» What to work on: Find how many lines in the material contain "have"; your answer should be that number alone.

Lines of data

----------------

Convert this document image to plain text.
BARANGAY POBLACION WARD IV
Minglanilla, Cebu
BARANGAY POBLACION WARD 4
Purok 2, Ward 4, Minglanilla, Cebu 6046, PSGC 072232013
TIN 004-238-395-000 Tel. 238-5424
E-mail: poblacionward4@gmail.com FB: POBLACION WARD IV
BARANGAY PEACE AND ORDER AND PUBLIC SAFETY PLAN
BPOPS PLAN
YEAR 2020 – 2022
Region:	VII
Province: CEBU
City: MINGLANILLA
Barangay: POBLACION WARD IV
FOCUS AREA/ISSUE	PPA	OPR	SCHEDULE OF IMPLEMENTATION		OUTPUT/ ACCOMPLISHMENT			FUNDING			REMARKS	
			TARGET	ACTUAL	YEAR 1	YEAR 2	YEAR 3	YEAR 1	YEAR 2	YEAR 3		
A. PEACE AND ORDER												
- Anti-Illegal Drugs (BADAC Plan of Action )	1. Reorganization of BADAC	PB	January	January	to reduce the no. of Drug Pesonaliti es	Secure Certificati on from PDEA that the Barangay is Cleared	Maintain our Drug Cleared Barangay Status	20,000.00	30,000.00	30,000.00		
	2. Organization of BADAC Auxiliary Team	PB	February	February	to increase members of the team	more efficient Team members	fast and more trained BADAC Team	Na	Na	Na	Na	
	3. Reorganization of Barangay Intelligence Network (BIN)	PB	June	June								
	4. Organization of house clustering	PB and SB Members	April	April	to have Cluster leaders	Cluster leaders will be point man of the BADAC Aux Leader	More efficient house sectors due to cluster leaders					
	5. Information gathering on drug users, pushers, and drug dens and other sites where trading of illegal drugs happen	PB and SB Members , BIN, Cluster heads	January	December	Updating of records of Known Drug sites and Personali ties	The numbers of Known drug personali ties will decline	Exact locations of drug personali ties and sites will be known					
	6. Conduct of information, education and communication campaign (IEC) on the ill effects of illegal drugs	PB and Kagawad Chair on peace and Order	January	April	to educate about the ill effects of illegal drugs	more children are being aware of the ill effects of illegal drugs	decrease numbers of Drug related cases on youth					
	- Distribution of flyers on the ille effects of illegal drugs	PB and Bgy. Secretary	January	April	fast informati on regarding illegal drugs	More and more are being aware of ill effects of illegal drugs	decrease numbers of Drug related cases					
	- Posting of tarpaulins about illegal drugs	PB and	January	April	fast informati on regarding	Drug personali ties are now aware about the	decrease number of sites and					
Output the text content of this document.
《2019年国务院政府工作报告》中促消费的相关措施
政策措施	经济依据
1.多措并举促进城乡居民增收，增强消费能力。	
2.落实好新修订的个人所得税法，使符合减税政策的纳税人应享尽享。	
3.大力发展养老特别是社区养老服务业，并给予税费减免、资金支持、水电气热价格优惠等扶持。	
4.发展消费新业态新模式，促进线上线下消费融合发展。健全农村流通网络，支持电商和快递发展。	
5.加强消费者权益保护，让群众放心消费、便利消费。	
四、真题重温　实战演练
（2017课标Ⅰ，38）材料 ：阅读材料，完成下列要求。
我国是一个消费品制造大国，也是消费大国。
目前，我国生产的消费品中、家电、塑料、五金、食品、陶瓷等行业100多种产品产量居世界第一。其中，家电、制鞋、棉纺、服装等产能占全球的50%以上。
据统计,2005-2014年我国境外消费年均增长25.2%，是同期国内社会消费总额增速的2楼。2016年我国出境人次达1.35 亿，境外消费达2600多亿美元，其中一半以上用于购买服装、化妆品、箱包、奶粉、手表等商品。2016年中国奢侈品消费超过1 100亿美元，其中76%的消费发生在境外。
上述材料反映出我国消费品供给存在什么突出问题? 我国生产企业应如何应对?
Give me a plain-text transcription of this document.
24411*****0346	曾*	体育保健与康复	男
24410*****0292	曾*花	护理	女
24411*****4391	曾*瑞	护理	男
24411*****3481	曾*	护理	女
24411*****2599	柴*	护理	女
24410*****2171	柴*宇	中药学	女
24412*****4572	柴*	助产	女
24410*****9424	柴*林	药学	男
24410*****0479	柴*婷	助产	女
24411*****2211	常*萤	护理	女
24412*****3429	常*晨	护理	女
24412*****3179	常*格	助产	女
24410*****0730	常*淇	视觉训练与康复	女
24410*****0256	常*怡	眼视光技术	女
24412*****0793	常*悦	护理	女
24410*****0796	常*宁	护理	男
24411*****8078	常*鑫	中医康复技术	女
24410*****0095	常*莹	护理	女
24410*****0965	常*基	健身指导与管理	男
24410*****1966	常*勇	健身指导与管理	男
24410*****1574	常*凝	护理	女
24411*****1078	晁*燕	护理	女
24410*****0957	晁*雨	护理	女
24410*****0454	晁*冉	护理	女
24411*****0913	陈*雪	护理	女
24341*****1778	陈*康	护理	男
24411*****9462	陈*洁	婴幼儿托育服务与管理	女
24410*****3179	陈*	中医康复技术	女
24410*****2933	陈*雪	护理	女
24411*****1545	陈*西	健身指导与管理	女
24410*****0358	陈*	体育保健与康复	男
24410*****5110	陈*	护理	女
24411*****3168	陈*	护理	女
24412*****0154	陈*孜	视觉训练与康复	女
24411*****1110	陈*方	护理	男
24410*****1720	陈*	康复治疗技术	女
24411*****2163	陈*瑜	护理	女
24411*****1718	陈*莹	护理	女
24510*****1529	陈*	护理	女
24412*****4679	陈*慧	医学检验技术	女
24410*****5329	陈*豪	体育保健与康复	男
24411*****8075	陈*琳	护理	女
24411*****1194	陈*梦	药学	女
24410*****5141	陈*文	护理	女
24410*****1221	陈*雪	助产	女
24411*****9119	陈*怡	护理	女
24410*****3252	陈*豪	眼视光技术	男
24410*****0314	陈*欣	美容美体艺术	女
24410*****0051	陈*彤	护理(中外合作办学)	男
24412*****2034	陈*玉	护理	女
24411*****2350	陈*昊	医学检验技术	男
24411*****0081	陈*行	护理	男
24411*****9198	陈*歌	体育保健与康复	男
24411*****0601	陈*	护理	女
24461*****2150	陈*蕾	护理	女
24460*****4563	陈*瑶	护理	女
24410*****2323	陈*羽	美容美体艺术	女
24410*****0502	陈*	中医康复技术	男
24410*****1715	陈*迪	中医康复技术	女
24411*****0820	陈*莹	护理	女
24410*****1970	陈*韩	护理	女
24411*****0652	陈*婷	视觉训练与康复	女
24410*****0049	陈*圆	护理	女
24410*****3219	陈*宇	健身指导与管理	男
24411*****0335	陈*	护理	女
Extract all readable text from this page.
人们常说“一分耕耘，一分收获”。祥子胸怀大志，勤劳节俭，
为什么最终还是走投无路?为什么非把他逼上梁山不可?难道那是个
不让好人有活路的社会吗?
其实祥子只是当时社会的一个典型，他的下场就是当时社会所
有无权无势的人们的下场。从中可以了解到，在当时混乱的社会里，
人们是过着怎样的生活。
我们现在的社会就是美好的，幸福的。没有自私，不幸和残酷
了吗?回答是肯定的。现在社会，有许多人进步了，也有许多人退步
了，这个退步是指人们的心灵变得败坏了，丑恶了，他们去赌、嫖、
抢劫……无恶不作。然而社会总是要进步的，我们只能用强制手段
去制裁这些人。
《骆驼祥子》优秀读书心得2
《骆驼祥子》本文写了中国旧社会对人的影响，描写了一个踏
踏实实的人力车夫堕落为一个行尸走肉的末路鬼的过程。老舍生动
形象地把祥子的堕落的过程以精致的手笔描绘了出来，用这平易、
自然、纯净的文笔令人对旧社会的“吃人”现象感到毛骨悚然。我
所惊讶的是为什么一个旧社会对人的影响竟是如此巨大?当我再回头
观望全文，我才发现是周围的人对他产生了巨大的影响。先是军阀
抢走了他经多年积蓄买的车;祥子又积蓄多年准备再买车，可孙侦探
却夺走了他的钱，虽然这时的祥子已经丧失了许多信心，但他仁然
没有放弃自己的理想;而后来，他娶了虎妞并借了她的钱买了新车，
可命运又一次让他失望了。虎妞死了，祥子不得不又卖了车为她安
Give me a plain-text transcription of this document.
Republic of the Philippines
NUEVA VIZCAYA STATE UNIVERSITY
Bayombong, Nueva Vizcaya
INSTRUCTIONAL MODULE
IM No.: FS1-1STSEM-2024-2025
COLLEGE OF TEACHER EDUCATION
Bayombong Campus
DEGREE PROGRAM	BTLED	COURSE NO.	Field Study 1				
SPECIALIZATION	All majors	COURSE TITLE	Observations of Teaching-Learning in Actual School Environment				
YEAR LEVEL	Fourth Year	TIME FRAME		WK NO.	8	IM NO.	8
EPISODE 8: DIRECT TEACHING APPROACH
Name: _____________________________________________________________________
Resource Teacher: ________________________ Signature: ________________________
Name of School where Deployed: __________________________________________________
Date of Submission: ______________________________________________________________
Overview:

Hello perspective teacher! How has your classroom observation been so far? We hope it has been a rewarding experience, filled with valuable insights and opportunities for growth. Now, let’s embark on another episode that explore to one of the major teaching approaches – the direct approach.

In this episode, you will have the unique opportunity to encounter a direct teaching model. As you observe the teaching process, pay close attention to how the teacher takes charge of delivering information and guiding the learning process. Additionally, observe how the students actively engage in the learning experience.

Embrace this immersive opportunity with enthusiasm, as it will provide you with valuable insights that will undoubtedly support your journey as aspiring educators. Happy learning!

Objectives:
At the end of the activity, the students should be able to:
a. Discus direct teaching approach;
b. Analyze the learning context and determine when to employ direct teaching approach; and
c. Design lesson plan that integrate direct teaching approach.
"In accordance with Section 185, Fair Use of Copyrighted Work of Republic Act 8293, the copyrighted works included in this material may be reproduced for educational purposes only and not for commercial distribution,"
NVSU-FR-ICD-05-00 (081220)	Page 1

----------------

» Worked answer: 2